» **Directions**: Give every line again exactly as it appears, please, but not the pictures.

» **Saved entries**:
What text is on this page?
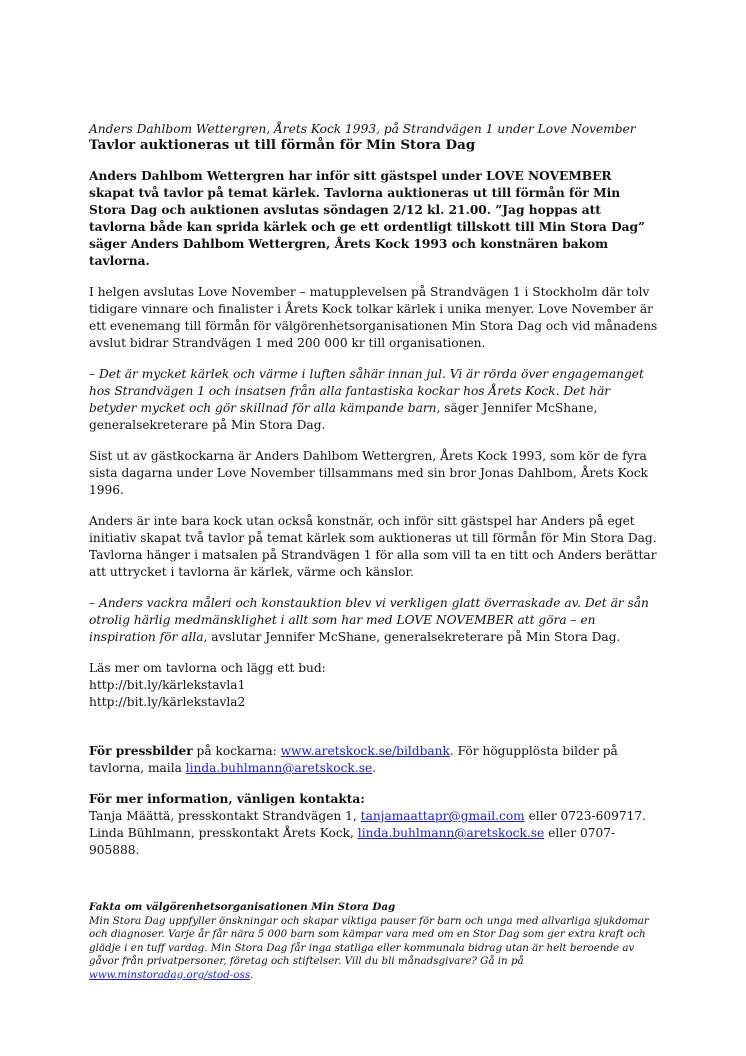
Anders Dahlbom Wettergren, Årets Kock 1993, på Strandvägen 1 under Love November

Tavlor auktioneras ut till förmån för Min Stora Dag

Anders Dahlbom Wettergren har inför sitt gästspel under LOVE NOVEMBER skapat två tavlor på temat kärlek. Tavlorna auktioneras ut till förmån för Min Stora Dag och auktionen avslutas söndagen 2/12 kl. 21.00. ”Jag hoppas att tavlorna både kan sprida kärlek och ge ett ordentligt tillskott till Min Stora Dag” säger Anders Dahlbom Wettergren, Årets Kock 1993 och konstnären bakom tavlorna.

I helgen avslutas Love November – matupplevelsen på Strandvägen 1 i Stockholm där tolv tidigare vinnare och finalister i Årets Kock tolkar kärlek i unika menyer. Love November är ett evenemang till förmån för välgörenhetsorganisationen Min Stora Dag och vid månadens avslut bidrar Strandvägen 1 med 200 000 kr till organisationen.

– Det är mycket kärlek och värme i luften såhär innan jul. Vi är rörda över engagemanget hos Strandvägen 1 och insatsen från alla fantastiska kockar hos Årets Kock. Det här betyder mycket och gör skillnad för alla kämpande barn, säger Jennifer McShane, generalsekreterare på Min Stora Dag.

Sist ut av gästkockarna är Anders Dahlbom Wettergren, Årets Kock 1993, som kör de fyra sista dagarna under Love November tillsammans med sin bror Jonas Dahlbom, Årets Kock 1996.

Anders är inte bara kock utan också konstnär, och inför sitt gästspel har Anders på eget initiativ skapat två tavlor på temat kärlek som auktioneras ut till förmån för Min Stora Dag. Tavlorna hänger i matsalen på Strandvägen 1 för alla som vill ta en titt och Anders berättar att uttrycket i tavlorna är kärlek, värme och känslor.

– Anders vackra måleri och konstauktion blev vi verkligen glatt överraskade av. Det är sån otrolig härlig medmänsklighet i allt som har med LOVE NOVEMBER att göra – en inspiration för alla, avslutar Jennifer McShane, generalsekreterare på Min Stora Dag.

Läs mer om tavlorna och lägg ett bud:

http://bit.ly/kärlekstavla1

http://bit.ly/kärlekstavla2

För pressbilder på kockarna: www.aretskock.se/bildbank. För högupplösta bilder på tavlorna, maila linda.buhlmann@aretskock.se.

För mer information, vänligen kontakta:

Tanja Määttä, presskontakt Strandvägen 1, tanjamaattapr@gmail.com eller 0723-609717.

Linda Bühlmann, presskontakt Årets Kock, linda.buhlmann@aretskock.se eller 0707-905888.

Fakta om välgörenhetsorganisationen Min Stora Dag

Min Stora Dag uppfyller önskningar och skapar viktiga pauser för barn och unga med allvarliga sjukdomar och diagnoser. Varje år får nära 5 000 barn som kämpar vara med om en Stor Dag som ger extra kraft och glädje i en tuff vardag. Min Stora Dag får inga statliga eller kommunala bidrag utan är helt beroende av gåvor från privatpersoner, företag och stiftelser. Vill du bli månadsgivare? Gå in på www.minstoradag.org/stod-oss.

» **Reply to the task**:
What text is on this page?
Anders Dahlbom Wettergren, Årets Kock 1993, på Strandvägen 1 under Love November

Tavlor auktioneras ut till förmån för Min Stora Dag

Anders Dahlbom Wettergren har inför sitt gästspel under LOVE NOVEMBER skapat två tavlor på temat kärlek. Tavlorna auktioneras ut till förmån för Min Stora Dag och auktionen avslutas söndagen 2/12 kl. 21.00. ”Jag hoppas att tavlorna både kan sprida kärlek och ge ett ordentligt tillskott till Min Stora Dag” säger Anders Dahlbom Wettergren, Årets Kock 1993 och konstnären bakom tavlorna.

I helgen avslutas Love November – matupplevelsen på Strandvägen 1 i Stockholm där tolv tidigare vinnare och finalister i Årets Kock tolkar kärlek i unika menyer. Love November är ett evenemang till förmån för välgörenhetsorganisationen Min Stora Dag och vid månadens avslut bidrar Strandvägen 1 med 200 000 kr till organisationen.

– Det är mycket kärlek och värme i luften såhär innan jul. Vi är rörda över engagemanget hos Strandvägen 1 och insatsen från alla fantastiska kockar hos Årets Kock. Det här betyder mycket och gör skillnad för alla kämpande barn, säger Jennifer McShane, generalsekreterare på Min Stora Dag.

Sist ut av gästkockarna är Anders Dahlbom Wettergren, Årets Kock 1993, som kör de fyra sista dagarna under Love November tillsammans med sin bror Jonas Dahlbom, Årets Kock 1996.

Anders är inte bara kock utan också konstnär, och inför sitt gästspel har Anders på eget initiativ skapat två tavlor på temat kärlek som auktioneras ut till förmån för Min Stora Dag. Tavlorna hänger i matsalen på Strandvägen 1 för alla som vill ta en titt och Anders berättar att uttrycket i tavlorna är kärlek, värme och känslor.

– Anders vackra måleri och konstauktion blev vi verkligen glatt överraskade av. Det är sån otrolig härlig medmänsklighet i allt som har med LOVE NOVEMBER att göra – en inspiration för alla, avslutar Jennifer McShane, generalsekreterare på Min Stora Dag.

Läs mer om tavlorna och lägg ett bud:

http://bit.ly/kärlekstavla1

http://bit.ly/kärlekstavla2

För pressbilder på kockarna: www.aretskock.se/bildbank. För högupplösta bilder på tavlorna, maila linda.buhlmann@aretskock.se.

För mer information, vänligen kontakta:

Tanja Määttä, presskontakt Strandvägen 1, tanjamaattapr@gmail.com eller 0723-609717.

Linda Bühlmann, presskontakt Årets Kock, linda.buhlmann@aretskock.se eller 0707-905888.

Fakta om välgörenhetsorganisationen Min Stora Dag

Min Stora Dag uppfyller önskningar och skapar viktiga pauser för barn och unga med allvarliga sjukdomar och diagnoser. Varje år får nära 5 000 barn som kämpar vara med om en Stor Dag som ger extra kraft och glädje i en tuff vardag. Min Stora Dag får inga statliga eller kommunala bidrag utan är helt beroende av gåvor från privatpersoner, företag och stiftelser. Vill du bli månadsgivare? Gå in på www.minstoradag.org/stod-oss.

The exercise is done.